Repeat each line word for word.

• _PROVIDED DATA_
^^^^^^^^^^^^^^^^

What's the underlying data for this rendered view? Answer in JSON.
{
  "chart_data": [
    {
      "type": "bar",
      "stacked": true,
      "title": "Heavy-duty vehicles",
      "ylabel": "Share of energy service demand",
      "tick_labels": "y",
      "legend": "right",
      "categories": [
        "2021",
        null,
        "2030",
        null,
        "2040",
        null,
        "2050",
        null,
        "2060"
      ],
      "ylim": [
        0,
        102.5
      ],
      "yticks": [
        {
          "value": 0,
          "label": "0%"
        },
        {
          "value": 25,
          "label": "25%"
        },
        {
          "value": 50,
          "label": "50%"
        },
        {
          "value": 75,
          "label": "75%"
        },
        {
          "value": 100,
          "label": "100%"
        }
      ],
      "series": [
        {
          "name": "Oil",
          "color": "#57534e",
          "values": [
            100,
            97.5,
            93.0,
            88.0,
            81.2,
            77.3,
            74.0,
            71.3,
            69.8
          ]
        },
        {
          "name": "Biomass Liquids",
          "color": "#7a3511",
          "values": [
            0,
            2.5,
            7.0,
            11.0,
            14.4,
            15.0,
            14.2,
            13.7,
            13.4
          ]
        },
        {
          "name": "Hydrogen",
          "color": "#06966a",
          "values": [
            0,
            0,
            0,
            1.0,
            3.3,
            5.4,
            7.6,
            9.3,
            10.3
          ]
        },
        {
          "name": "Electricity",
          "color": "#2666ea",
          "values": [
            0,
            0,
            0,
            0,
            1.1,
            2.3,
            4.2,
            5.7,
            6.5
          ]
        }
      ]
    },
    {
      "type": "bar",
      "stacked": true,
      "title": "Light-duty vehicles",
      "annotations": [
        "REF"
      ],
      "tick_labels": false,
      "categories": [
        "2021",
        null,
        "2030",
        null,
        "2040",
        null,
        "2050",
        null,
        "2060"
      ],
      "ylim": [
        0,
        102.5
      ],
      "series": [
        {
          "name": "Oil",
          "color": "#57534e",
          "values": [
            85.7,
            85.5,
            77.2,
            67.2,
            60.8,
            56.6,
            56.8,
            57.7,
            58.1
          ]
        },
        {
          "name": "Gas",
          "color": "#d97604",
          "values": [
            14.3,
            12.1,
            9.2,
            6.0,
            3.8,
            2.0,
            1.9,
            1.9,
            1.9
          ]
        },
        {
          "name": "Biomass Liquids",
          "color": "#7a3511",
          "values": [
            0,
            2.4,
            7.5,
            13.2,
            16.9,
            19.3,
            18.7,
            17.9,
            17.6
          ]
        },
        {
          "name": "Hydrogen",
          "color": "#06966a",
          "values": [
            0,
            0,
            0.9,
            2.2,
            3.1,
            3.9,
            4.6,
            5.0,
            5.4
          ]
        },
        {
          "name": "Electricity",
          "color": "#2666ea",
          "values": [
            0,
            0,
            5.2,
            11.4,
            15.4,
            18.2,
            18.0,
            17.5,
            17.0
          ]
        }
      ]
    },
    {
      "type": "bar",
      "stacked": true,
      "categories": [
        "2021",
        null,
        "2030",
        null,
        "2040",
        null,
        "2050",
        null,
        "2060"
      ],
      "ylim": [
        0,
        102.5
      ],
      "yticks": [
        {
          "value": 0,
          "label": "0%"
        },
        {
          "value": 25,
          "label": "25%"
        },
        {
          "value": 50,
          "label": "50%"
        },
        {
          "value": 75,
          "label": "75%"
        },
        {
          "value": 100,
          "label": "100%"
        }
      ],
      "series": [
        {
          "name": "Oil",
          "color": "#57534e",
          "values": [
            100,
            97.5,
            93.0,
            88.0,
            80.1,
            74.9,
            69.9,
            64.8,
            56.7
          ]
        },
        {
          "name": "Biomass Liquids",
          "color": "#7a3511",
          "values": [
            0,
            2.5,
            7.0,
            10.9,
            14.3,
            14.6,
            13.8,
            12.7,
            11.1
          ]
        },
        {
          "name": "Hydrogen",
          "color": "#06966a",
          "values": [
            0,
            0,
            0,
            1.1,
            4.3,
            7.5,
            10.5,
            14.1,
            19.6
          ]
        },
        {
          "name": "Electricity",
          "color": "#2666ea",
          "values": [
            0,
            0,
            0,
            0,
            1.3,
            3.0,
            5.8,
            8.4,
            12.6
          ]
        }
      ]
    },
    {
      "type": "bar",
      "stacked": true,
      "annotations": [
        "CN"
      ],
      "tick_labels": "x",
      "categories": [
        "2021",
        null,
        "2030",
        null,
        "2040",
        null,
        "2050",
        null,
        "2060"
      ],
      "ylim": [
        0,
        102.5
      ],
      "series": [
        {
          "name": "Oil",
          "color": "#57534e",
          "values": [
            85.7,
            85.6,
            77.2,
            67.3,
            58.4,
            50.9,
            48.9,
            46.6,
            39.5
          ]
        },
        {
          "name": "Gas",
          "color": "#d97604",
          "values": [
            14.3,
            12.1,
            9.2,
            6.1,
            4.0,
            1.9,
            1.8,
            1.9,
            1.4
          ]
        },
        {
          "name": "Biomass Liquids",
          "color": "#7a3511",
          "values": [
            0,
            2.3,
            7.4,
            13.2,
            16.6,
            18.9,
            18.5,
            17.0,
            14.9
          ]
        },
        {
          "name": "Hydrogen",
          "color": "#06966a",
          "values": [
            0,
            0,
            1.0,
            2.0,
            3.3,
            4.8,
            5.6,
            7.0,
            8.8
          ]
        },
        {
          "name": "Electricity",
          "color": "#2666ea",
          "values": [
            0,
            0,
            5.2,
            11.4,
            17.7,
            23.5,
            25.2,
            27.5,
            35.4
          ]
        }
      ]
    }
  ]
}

^^^^^^^^^^^^^^^^

• _EXERCISE RESPONSE_
What's the underlying data for this rendered view? Answer in JSON.
{
  "chart_data": [
    {
      "type": "bar",
      "stacked": true,
      "title": "Heavy-duty vehicles",
      "ylabel": "Share of energy service demand",
      "tick_labels": "y",
      "legend": "right",
      "categories": [
        "2021",
        null,
        "2030",
        null,
        "2040",
        null,
        "2050",
        null,
        "2060"
      ],
      "ylim": [
        0,
        102.5
      ],
      "yticks": [
        {
          "value": 0,
          "label": "0%"
        },
        {
          "value": 25,
          "label": "25%"
        },
        {
          "value": 50,
          "label": "50%"
        },
        {
          "value": 75,
          "label": "75%"
        },
        {
          "value": 100,
          "label": "100%"
        }
      ],
      "series": [
        {
          "name": "Oil",
          "color": "#57534e",
          "values": [
            100,
            97.5,
            93.0,
            88.0,
            81.2,
            77.3,
            74.0,
            71.3,
            69.8
          ]
        },
        {
          "name": "Biomass Liquids",
          "color": "#7a3511",
          "values": [
            0,
            2.5,
            7.0,
            11.0,
            14.4,
            15.0,
            14.2,
            13.7,
            13.4
          ]
        },
        {
          "name": "Hydrogen",
          "color": "#06966a",
          "values": [
            0,
            0,
            0,
            1.0,
            3.3,
            5.4,
            7.6,
            9.3,
            10.3
          ]
        },
        {
          "name": "Electricity",
          "color": "#2666ea",
          "values": [
            0,
            0,
            0,
            0,
            1.1,
            2.3,
            4.2,
            5.7,
            6.5
          ]
        }
      ]
    },
    {
      "type": "bar",
      "stacked": true,
      "title": "Light-duty vehicles",
      "annotations": [
        "REF"
      ],
      "tick_labels": false,
      "categories": [
        "2021",
        null,
        "2030",
        null,
        "2040",
        null,
        "2050",
        null,
        "2060"
      ],
      "ylim": [
        0,
        102.5
      ],
      "series": [
        {
          "name": "Oil",
          "color": "#57534e",
          "values": [
            85.7,
            85.5,
            77.2,
            67.2,
            60.8,
            56.6,
            56.8,
            57.7,
            58.1
          ]
        },
        {
          "name": "Gas",
          "color": "#d97604",
          "values": [
            14.3,
            12.1,
            9.2,
            6.0,
            3.8,
            2.0,
            1.9,
            1.9,
            1.9
          ]
        },
        {
          "name": "Biomass Liquids",
          "color": "#7a3511",
          "values": [
            0,
            2.4,
            7.5,
            13.2,
            16.9,
            19.3,
            18.7,
            17.9,
            17.6
          ]
        },
        {
          "name": "Hydrogen",
          "color": "#06966a",
          "values": [
            0,
            0,
            0.9,
            2.2,
            3.1,
            3.9,
            4.6,
            5.0,
            5.4
          ]
        },
        {
          "name": "Electricity",
          "color": "#2666ea",
          "values": [
            0,
            0,
            5.2,
            11.4,
            15.4,
            18.2,
            18.0,
            17.5,
            17.0
          ]
        }
      ]
    },
    {
      "type": "bar",
      "stacked": true,
      "categories": [
        "2021",
        null,
        "2030",
        null,
        "2040",
        null,
        "2050",
        null,
        "2060"
      ],
      "ylim": [
        0,
        102.5
      ],
      "yticks": [
        {
          "value": 0,
          "label": "0%"
        },
        {
          "value": 25,
          "label": "25%"
        },
        {
          "value": 50,
          "label": "50%"
        },
        {
          "value": 75,
          "label": "75%"
        },
        {
          "value": 100,
          "label": "100%"
        }
      ],
      "series": [
        {
          "name": "Oil",
          "color": "#57534e",
          "values": [
            100,
            97.5,
            93.0,
            88.0,
            80.1,
            74.9,
            69.9,
            64.8,
            56.7
          ]
        },
        {
          "name": "Biomass Liquids",
          "color": "#7a3511",
          "values": [
            0,
            2.5,
            7.0,
            10.9,
            14.3,
            14.6,
            13.8,
            12.7,
            11.1
          ]
        },
        {
          "name": "Hydrogen",
          "color": "#06966a",
          "values": [
            0,
            0,
            0,
            1.1,
            4.3,
            7.5,
            10.5,
            14.1,
            19.6
          ]
        },
        {
          "name": "Electricity",
          "color": "#2666ea",
          "values": [
            0,
            0,
            0,
            0,
            1.3,
            3.0,
            5.8,
            8.4,
            12.6
          ]
        }
      ]
    },
    {
      "type": "bar",
      "stacked": true,
      "annotations": [
        "CN"
      ],
      "tick_labels": "x",
      "categories": [
        "2021",
        null,
        "2030",
        null,
        "2040",
        null,
        "2050",
        null,
        "2060"
      ],
      "ylim": [
        0,
        102.5
      ],
      "series": [
        {
          "name": "Oil",
          "color": "#57534e",
          "values": [
            85.7,
            85.6,
            77.2,
            67.3,
            58.4,
            50.9,
            48.9,
            46.6,
            39.5
          ]
        },
        {
          "name": "Gas",
          "color": "#d97604",
          "values": [
            14.3,
            12.1,
            9.2,
            6.1,
            4.0,
            1.9,
            1.8,
            1.9,
            1.4
          ]
        },
        {
          "name": "Biomass Liquids",
          "color": "#7a3511",
          "values": [
            0,
            2.3,
            7.4,
            13.2,
            16.6,
            18.9,
            18.5,
            17.0,
            14.9
          ]
        },
        {
          "name": "Hydrogen",
          "color": "#06966a",
          "values": [
            0,
            0,
            1.0,
            2.0,
            3.3,
            4.8,
            5.6,
            7.0,
            8.8
          ]
        },
        {
          "name": "Electricity",
          "color": "#2666ea",
          "values": [
            0,
            0,
            5.2,
            11.4,
            17.7,
            23.5,
            25.2,
            27.5,
            35.4
          ]
        }
      ]
    }
  ]
}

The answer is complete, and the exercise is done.